### Items
-*-

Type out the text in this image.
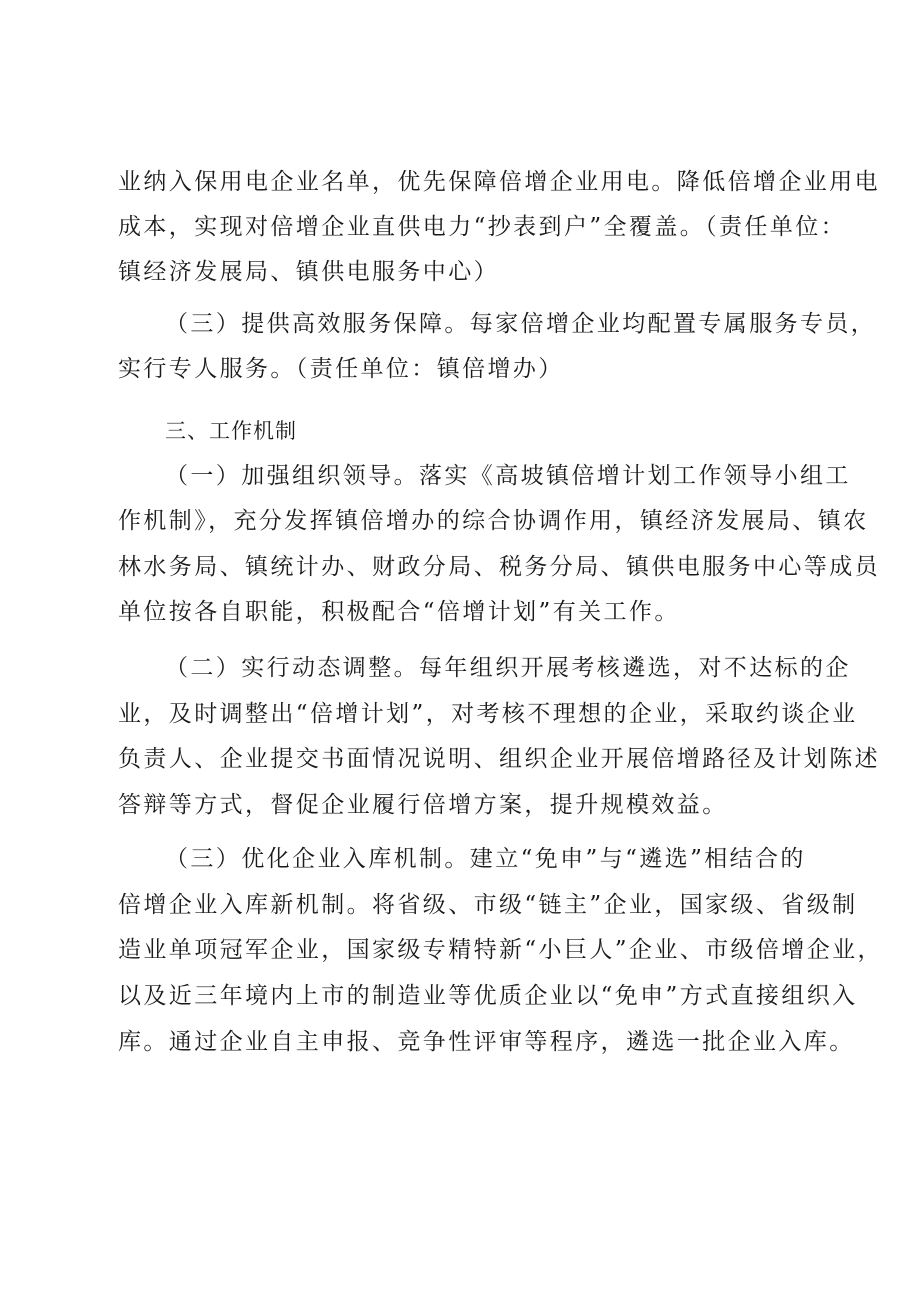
业纳入保用电企业名单，优先保障倍增企业用电。降低倍增企业用电
成本，实现对倍增企业直供电力“抄表到户”全覆盖。（责任单位：
镇经济发展局、镇供电服务中心）
（三）提供高效服务保障。每家倍增企业均配置专属服务专员，
实行专人服务。（责任单位：镇倍增办）
三、工作机制
（一）加强组织领导。落实《高坡镇倍增计划工作领导小组工
作机制》，充分发挥镇倍增办的综合协调作用，镇经济发展局、镇农
林水务局、镇统计办、财政分局、税务分局、镇供电服务中心等成员
单位按各自职能，积极配合“倍增计划”有关工作。
（二）实行动态调整。每年组织开展考核遴选，对不达标的企
业，及时调整出“倍增计划”，对考核不理想的企业，采取约谈企业
负责人、企业提交书面情况说明、组织企业开展倍增路径及计划陈述
答辩等方式，督促企业履行倍增方案，提升规模效益。
（三）优化企业入库机制。建立“免申”与“遴选”相结合的
倍增企业入库新机制。将省级、市级“链主”企业，国家级、省级制
造业单项冠军企业，国家级专精特新“小巨人”企业、市级倍增企业，
以及近三年境内上市的制造业等优质企业以“免申”方式直接组织入
库。通过企业自主申报、竞争性评审等程序，遴选一批企业入库。
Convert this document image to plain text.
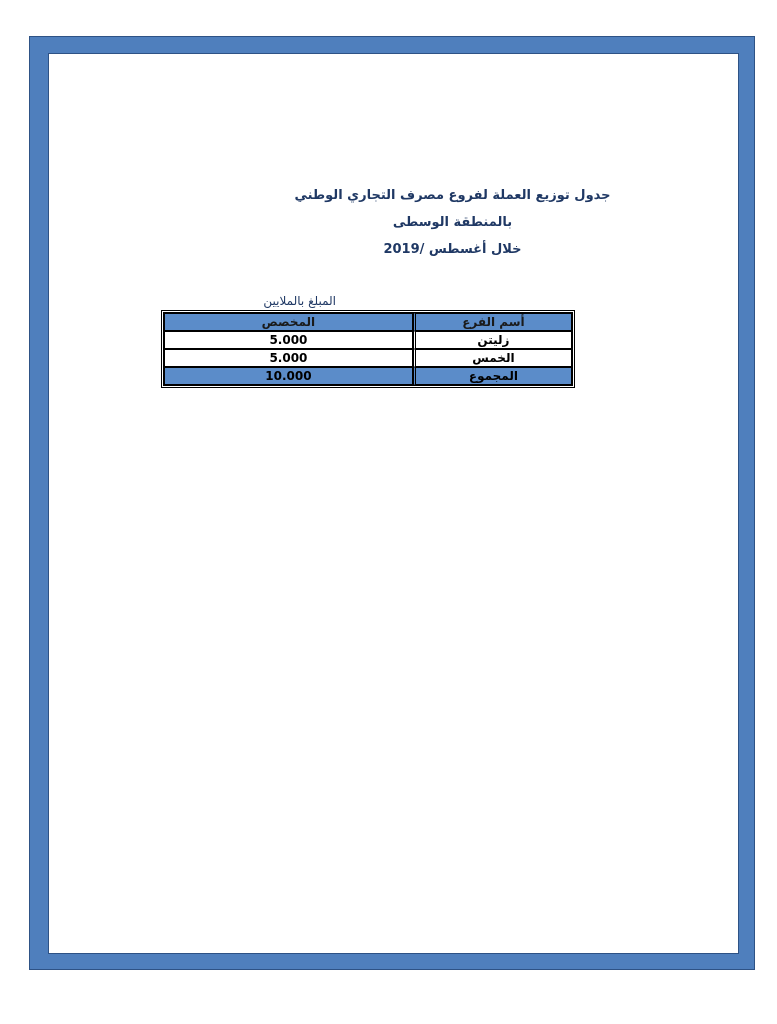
جدول توزيع العملة لفروع مصرف التجاري الوطني
بالمنطقة الوسطى
خلال أغسطس /2019
المبلغ بالملايين
أسم الفرع	المخصص
زليتن	5.000
الخمس	5.000
المجموع	10.000
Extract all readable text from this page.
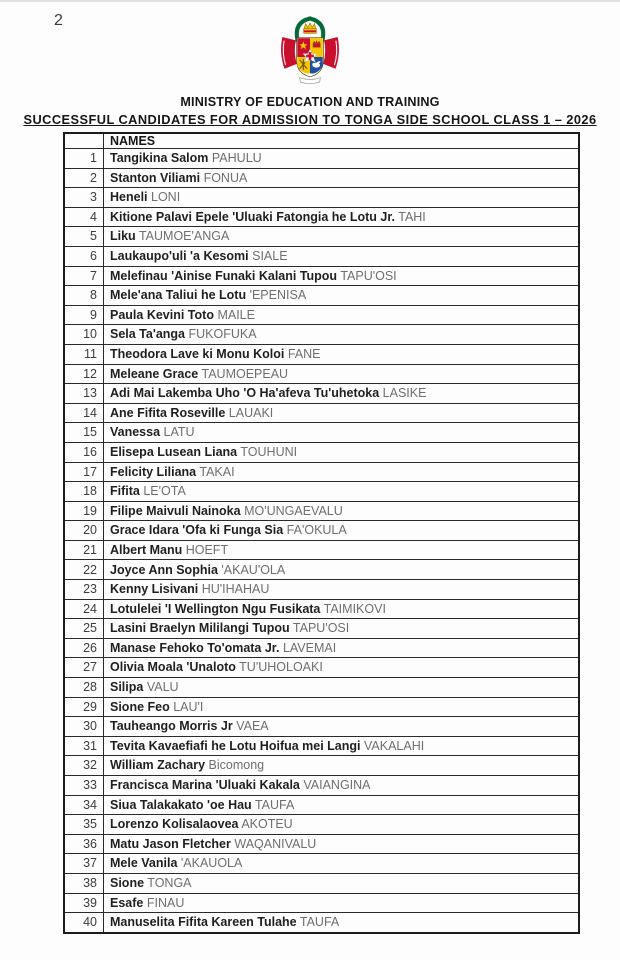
2
MINISTRY OF EDUCATION AND TRAINING
SUCCESSFUL CANDIDATES FOR ADMISSION TO TONGA SIDE SCHOOL CLASS 1 – 2026
	NAMES
1	Tangikina Salom PAHULU
2	Stanton Viliami FONUA
3	Heneli LONI
4	Kitione Palavi Epele 'Uluaki Fatongia he Lotu Jr. TAHI
5	Liku TAUMOE'ANGA
6	Laukaupo'uli 'a Kesomi SIALE
7	Melefinau 'Ainise Funaki Kalani Tupou TAPU'OSI
8	Mele'ana Taliui he Lotu 'EPENISA
9	Paula Kevini Toto MAILE
10	Sela Ta'anga FUKOFUKA
11	Theodora Lave ki Monu Koloi FANE
12	Meleane Grace TAUMOEPEAU
13	Adi Mai Lakemba Uho 'O Ha'afeva Tu'uhetoka LASIKE
14	Ane Fifita Roseville LAUAKI
15	Vanessa LATU
16	Elisepa Lusean Liana TOUHUNI
17	Felicity Liliana TAKAI
18	Fifita LE'OTA
19	Filipe Maivuli Nainoka MO'UNGAEVALU
20	Grace Idara 'Ofa ki Funga Sia FA'OKULA
21	Albert Manu HOEFT
22	Joyce Ann Sophia 'AKAU'OLA
23	Kenny Lisivani HU'IHAHAU
24	Lotulelei 'I Wellington Ngu Fusikata TAIMIKOVI
25	Lasini Braelyn Mililangi Tupou TAPU'OSI
26	Manase Fehoko To'omata Jr. LAVEMAI
27	Olivia Moala 'Unaloto TU'UHOLOAKI
28	Silipa VALU
29	Sione Feo LAU'I
30	Tauheango Morris Jr VAEA
31	Tevita Kavaefiafi he Lotu Hoifua mei Langi VAKALAHI
32	William Zachary Bicomong
33	Francisca Marina 'Uluaki Kakala VAIANGINA
34	Siua Talakakato 'oe Hau TAUFA
35	Lorenzo Kolisalaovea AKOTEU
36	Matu Jason Fletcher WAQANIVALU
37	Mele Vanila 'AKAUOLA
38	Sione TONGA
39	Esafe FINAU
40	Manuselita Fifita Kareen Tulahe TAUFA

-*-

### Given exercise
In the entries above, find lines with "this" and copy each.

### In response
Type out the text in this image.
Convert this document image to plain text.
Extract all readable text from this page.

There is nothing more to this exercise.